-- Start DATA EXTRACT --
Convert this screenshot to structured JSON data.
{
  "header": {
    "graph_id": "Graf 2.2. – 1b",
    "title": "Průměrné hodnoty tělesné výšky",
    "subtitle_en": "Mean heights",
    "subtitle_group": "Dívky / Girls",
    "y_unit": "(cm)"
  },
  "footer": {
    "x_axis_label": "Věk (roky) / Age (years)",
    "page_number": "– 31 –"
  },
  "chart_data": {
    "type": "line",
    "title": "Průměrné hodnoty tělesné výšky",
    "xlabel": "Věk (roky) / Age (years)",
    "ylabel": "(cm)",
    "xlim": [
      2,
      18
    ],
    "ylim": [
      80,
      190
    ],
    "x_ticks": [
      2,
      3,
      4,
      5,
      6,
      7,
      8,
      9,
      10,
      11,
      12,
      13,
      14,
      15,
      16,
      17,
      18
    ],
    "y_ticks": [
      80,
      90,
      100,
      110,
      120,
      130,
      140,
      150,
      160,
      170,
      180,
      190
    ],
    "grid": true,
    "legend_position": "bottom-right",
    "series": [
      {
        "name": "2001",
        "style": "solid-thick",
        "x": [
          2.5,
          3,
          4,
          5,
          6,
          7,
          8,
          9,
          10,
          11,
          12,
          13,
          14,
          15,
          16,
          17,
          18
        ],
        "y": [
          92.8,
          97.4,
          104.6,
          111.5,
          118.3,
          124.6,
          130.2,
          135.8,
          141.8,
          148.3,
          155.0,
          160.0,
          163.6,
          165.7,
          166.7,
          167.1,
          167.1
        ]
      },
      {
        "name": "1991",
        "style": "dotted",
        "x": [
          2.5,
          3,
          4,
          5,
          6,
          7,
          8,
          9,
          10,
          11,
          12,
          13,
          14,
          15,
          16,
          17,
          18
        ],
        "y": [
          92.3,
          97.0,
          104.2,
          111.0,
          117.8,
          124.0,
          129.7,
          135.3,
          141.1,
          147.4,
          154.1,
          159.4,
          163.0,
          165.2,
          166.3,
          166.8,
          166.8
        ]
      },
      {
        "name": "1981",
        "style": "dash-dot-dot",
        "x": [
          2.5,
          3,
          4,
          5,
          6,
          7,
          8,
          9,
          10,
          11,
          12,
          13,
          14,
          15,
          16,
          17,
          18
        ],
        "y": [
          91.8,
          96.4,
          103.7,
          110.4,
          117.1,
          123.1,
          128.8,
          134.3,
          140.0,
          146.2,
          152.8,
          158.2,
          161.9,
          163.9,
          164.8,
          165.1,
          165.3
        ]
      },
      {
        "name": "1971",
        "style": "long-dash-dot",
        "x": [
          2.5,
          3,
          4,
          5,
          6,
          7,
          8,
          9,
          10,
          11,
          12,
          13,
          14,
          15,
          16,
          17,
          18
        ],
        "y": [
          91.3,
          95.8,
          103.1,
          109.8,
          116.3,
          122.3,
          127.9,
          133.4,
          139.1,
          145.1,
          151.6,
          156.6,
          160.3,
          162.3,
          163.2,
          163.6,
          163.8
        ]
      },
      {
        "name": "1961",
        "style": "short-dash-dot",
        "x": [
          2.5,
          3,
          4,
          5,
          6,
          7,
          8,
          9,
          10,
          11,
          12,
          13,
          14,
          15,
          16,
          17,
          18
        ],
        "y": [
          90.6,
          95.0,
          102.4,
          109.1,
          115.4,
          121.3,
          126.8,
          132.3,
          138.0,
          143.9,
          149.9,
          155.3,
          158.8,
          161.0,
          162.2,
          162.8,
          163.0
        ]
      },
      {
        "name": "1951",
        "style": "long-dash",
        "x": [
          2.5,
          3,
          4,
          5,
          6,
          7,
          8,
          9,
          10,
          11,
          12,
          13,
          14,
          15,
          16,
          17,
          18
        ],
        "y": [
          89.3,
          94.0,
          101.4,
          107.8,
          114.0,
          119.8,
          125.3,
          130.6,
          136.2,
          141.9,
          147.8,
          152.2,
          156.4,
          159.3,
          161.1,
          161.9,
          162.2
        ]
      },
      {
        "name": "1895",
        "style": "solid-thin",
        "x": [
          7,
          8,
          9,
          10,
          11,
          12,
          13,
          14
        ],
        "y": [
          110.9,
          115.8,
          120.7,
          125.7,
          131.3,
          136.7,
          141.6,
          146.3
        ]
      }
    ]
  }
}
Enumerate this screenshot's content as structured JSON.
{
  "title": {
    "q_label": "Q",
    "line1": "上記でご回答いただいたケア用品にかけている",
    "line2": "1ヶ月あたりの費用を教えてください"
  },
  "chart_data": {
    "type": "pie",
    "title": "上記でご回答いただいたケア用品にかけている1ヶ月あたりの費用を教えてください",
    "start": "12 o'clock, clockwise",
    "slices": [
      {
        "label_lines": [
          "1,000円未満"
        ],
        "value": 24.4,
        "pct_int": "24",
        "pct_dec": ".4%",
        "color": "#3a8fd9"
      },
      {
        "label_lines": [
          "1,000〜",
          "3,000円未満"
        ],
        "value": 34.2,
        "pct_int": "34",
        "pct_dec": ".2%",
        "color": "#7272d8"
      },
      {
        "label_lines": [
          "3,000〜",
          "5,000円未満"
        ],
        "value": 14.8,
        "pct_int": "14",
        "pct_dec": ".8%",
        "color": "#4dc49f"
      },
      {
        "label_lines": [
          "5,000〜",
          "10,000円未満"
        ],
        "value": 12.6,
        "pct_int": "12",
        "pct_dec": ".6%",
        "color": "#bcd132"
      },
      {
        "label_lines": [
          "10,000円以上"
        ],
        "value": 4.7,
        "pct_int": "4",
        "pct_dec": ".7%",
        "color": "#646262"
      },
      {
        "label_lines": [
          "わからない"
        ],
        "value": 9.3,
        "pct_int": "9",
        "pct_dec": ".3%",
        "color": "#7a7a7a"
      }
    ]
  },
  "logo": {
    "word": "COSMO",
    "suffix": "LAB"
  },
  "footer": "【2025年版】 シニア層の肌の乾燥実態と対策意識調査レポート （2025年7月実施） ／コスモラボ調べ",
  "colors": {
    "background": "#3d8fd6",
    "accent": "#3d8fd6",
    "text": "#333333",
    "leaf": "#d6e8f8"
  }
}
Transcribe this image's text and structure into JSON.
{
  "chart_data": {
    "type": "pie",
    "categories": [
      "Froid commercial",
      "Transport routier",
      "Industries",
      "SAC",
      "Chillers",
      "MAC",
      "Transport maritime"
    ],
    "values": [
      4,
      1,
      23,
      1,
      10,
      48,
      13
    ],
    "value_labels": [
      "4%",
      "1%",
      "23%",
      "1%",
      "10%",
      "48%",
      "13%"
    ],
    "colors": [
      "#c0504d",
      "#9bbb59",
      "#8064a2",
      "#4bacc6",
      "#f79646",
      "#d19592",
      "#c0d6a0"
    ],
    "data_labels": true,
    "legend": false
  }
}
-- End DATA EXTRACT --
EXERCISE DETAILS
Write the listing out again, exactly as it reads.

RESULT BELOW
Convert this screenshot to structured JSON data.
{
  "header": {
    "graph_id": "Graf 2.2. – 1b",
    "title": "Průměrné hodnoty tělesné výšky",
    "subtitle_en": "Mean heights",
    "subtitle_group": "Dívky / Girls",
    "y_unit": "(cm)"
  },
  "footer": {
    "x_axis_label": "Věk (roky) / Age (years)",
    "page_number": "– 31 –"
  },
  "chart_data": {
    "type": "line",
    "title": "Průměrné hodnoty tělesné výšky",
    "xlabel": "Věk (roky) / Age (years)",
    "ylabel": "(cm)",
    "xlim": [
      2,
      18
    ],
    "ylim": [
      80,
      190
    ],
    "x_ticks": [
      2,
      3,
      4,
      5,
      6,
      7,
      8,
      9,
      10,
      11,
      12,
      13,
      14,
      15,
      16,
      17,
      18
    ],
    "y_ticks": [
      80,
      90,
      100,
      110,
      120,
      130,
      140,
      150,
      160,
      170,
      180,
      190
    ],
    "grid": true,
    "legend_position": "bottom-right",
    "series": [
      {
        "name": "2001",
        "style": "solid-thick",
        "x": [
          2.5,
          3,
          4,
          5,
          6,
          7,
          8,
          9,
          10,
          11,
          12,
          13,
          14,
          15,
          16,
          17,
          18
        ],
        "y": [
          92.8,
          97.4,
          104.6,
          111.5,
          118.3,
          124.6,
          130.2,
          135.8,
          141.8,
          148.3,
          155.0,
          160.0,
          163.6,
          165.7,
          166.7,
          167.1,
          167.1
        ]
      },
      {
        "name": "1991",
        "style": "dotted",
        "x": [
          2.5,
          3,
          4,
          5,
          6,
          7,
          8,
          9,
          10,
          11,
          12,
          13,
          14,
          15,
          16,
          17,
          18
        ],
        "y": [
          92.3,
          97.0,
          104.2,
          111.0,
          117.8,
          124.0,
          129.7,
          135.3,
          141.1,
          147.4,
          154.1,
          159.4,
          163.0,
          165.2,
          166.3,
          166.8,
          166.8
        ]
      },
      {
        "name": "1981",
        "style": "dash-dot-dot",
        "x": [
          2.5,
          3,
          4,
          5,
          6,
          7,
          8,
          9,
          10,
          11,
          12,
          13,
          14,
          15,
          16,
          17,
          18
        ],
        "y": [
          91.8,
          96.4,
          103.7,
          110.4,
          117.1,
          123.1,
          128.8,
          134.3,
          140.0,
          146.2,
          152.8,
          158.2,
          161.9,
          163.9,
          164.8,
          165.1,
          165.3
        ]
      },
      {
        "name": "1971",
        "style": "long-dash-dot",
        "x": [
          2.5,
          3,
          4,
          5,
          6,
          7,
          8,
          9,
          10,
          11,
          12,
          13,
          14,
          15,
          16,
          17,
          18
        ],
        "y": [
          91.3,
          95.8,
          103.1,
          109.8,
          116.3,
          122.3,
          127.9,
          133.4,
          139.1,
          145.1,
          151.6,
          156.6,
          160.3,
          162.3,
          163.2,
          163.6,
          163.8
        ]
      },
      {
        "name": "1961",
        "style": "short-dash-dot",
        "x": [
          2.5,
          3,
          4,
          5,
          6,
          7,
          8,
          9,
          10,
          11,
          12,
          13,
          14,
          15,
          16,
          17,
          18
        ],
        "y": [
          90.6,
          95.0,
          102.4,
          109.1,
          115.4,
          121.3,
          126.8,
          132.3,
          138.0,
          143.9,
          149.9,
          155.3,
          158.8,
          161.0,
          162.2,
          162.8,
          163.0
        ]
      },
      {
        "name": "1951",
        "style": "long-dash",
        "x": [
          2.5,
          3,
          4,
          5,
          6,
          7,
          8,
          9,
          10,
          11,
          12,
          13,
          14,
          15,
          16,
          17,
          18
        ],
        "y": [
          89.3,
          94.0,
          101.4,
          107.8,
          114.0,
          119.8,
          125.3,
          130.6,
          136.2,
          141.9,
          147.8,
          152.2,
          156.4,
          159.3,
          161.1,
          161.9,
          162.2
        ]
      },
      {
        "name": "1895",
        "style": "solid-thin",
        "x": [
          7,
          8,
          9,
          10,
          11,
          12,
          13,
          14
        ],
        "y": [
          110.9,
          115.8,
          120.7,
          125.7,
          131.3,
          136.7,
          141.6,
          146.3
        ]
      }
    ]
  }
}
Enumerate this screenshot's content as structured JSON.
{
  "title": {
    "q_label": "Q",
    "line1": "上記でご回答いただいたケア用品にかけている",
    "line2": "1ヶ月あたりの費用を教えてください"
  },
  "chart_data": {
    "type": "pie",
    "title": "上記でご回答いただいたケア用品にかけている1ヶ月あたりの費用を教えてください",
    "start": "12 o'clock, clockwise",
    "slices": [
      {
        "label_lines": [
          "1,000円未満"
        ],
        "value": 24.4,
        "pct_int": "24",
        "pct_dec": ".4%",
        "color": "#3a8fd9"
      },
      {
        "label_lines": [
          "1,000〜",
          "3,000円未満"
        ],
        "value": 34.2,
        "pct_int": "34",
        "pct_dec": ".2%",
        "color": "#7272d8"
      },
      {
        "label_lines": [
          "3,000〜",
          "5,000円未満"
        ],
        "value": 14.8,
        "pct_int": "14",
        "pct_dec": ".8%",
        "color": "#4dc49f"
      },
      {
        "label_lines": [
          "5,000〜",
          "10,000円未満"
        ],
        "value": 12.6,
        "pct_int": "12",
        "pct_dec": ".6%",
        "color": "#bcd132"
      },
      {
        "label_lines": [
          "10,000円以上"
        ],
        "value": 4.7,
        "pct_int": "4",
        "pct_dec": ".7%",
        "color": "#646262"
      },
      {
        "label_lines": [
          "わからない"
        ],
        "value": 9.3,
        "pct_int": "9",
        "pct_dec": ".3%",
        "color": "#7a7a7a"
      }
    ]
  },
  "logo": {
    "word": "COSMO",
    "suffix": "LAB"
  },
  "footer": "【2025年版】 シニア層の肌の乾燥実態と対策意識調査レポート （2025年7月実施） ／コスモラボ調べ",
  "colors": {
    "background": "#3d8fd6",
    "accent": "#3d8fd6",
    "text": "#333333",
    "leaf": "#d6e8f8"
  }
}
Transcribe this image's text and structure into JSON.
{
  "chart_data": {
    "type": "pie",
    "categories": [
      "Froid commercial",
      "Transport routier",
      "Industries",
      "SAC",
      "Chillers",
      "MAC",
      "Transport maritime"
    ],
    "values": [
      4,
      1,
      23,
      1,
      10,
      48,
      13
    ],
    "value_labels": [
      "4%",
      "1%",
      "23%",
      "1%",
      "10%",
      "48%",
      "13%"
    ],
    "colors": [
      "#c0504d",
      "#9bbb59",
      "#8064a2",
      "#4bacc6",
      "#f79646",
      "#d19592",
      "#c0d6a0"
    ],
    "data_labels": true,
    "legend": false
  }
}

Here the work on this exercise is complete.